:: SUPPLIED RECORDS

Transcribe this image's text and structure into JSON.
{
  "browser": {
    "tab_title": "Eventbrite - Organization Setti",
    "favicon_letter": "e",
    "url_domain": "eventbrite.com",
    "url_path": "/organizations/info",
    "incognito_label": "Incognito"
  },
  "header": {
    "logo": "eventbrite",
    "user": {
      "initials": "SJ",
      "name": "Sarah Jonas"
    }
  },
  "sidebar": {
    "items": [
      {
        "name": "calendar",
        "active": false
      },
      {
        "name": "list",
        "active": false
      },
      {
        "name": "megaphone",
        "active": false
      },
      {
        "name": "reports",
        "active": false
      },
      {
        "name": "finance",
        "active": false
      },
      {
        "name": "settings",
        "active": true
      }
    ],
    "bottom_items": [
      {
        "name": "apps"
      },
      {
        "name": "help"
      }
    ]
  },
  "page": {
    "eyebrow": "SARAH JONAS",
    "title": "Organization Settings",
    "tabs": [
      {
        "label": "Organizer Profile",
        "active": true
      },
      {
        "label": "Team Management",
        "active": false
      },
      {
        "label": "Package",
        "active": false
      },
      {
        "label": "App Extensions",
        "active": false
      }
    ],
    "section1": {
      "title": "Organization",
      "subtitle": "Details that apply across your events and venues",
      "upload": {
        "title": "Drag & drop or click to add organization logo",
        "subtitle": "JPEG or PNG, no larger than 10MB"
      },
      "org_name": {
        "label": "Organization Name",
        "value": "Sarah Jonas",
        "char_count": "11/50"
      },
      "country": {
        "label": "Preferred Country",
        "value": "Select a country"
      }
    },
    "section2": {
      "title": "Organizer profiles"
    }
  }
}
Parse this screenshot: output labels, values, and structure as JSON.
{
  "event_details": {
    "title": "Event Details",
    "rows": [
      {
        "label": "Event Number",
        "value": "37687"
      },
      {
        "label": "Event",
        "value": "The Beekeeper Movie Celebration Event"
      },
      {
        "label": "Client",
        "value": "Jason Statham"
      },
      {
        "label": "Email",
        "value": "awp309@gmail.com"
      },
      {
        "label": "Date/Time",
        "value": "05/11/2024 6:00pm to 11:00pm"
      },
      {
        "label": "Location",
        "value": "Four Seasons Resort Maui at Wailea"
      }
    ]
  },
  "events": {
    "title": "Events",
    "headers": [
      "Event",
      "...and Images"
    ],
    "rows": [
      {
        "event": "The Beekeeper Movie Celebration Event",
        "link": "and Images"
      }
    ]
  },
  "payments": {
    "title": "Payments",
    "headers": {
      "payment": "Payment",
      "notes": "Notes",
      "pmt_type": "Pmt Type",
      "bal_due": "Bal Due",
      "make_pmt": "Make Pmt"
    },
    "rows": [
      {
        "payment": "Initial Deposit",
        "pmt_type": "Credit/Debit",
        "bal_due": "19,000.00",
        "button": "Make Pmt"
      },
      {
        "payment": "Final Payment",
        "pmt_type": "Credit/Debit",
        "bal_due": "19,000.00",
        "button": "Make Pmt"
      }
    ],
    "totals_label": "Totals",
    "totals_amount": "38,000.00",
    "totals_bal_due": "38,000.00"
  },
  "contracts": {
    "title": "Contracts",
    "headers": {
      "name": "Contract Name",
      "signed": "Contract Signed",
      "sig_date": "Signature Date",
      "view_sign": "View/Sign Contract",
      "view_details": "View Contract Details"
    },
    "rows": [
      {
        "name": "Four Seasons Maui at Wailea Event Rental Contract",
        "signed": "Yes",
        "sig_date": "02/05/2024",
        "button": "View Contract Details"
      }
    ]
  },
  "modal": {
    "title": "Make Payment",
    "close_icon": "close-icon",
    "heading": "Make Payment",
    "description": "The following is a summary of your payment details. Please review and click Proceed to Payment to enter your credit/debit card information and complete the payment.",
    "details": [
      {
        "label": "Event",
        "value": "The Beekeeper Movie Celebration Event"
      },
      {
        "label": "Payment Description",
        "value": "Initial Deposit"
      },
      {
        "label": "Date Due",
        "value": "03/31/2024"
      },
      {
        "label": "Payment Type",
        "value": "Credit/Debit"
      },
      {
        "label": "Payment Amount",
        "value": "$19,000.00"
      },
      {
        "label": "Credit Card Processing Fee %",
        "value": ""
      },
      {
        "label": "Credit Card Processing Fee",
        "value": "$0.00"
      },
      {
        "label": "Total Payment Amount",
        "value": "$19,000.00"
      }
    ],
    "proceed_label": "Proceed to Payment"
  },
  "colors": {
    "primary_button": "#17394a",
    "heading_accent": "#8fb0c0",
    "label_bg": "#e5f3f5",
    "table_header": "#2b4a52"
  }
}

::::

WORK TO DO: Each line with the string "this" in it needs to be found and copied.

RESPONSE:
Transcribe this image's text and structure into JSON.
Parse this screenshot: output labels, values, and structure as JSON.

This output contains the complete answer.